What to do – Below are some records. Say how many of their lines include the string "nhiều", giving only the number.

Data in this exercise –
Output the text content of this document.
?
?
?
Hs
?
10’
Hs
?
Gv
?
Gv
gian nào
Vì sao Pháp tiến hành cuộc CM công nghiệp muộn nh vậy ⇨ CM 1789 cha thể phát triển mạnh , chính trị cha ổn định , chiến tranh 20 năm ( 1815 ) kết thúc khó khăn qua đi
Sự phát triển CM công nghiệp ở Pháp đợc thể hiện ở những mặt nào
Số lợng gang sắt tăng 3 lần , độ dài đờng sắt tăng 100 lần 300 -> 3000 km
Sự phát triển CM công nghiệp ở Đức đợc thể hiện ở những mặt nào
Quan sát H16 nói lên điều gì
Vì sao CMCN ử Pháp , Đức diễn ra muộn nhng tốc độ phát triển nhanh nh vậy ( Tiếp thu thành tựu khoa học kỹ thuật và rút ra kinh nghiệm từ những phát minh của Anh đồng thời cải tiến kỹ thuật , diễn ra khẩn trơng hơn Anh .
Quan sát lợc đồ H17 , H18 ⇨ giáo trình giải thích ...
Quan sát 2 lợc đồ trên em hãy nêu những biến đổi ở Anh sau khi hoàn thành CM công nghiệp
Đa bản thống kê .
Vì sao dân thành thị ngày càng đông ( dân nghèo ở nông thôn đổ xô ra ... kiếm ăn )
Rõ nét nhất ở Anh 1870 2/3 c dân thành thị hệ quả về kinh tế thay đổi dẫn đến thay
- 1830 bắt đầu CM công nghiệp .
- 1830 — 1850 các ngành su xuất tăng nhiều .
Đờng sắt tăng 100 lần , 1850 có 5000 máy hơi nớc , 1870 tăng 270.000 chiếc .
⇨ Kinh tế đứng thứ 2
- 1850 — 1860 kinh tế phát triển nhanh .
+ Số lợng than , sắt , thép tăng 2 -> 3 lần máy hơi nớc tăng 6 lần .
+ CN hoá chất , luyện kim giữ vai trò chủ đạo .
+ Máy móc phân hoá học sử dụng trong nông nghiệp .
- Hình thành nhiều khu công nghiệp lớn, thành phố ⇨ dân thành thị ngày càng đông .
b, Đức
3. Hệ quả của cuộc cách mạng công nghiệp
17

Written solution – 2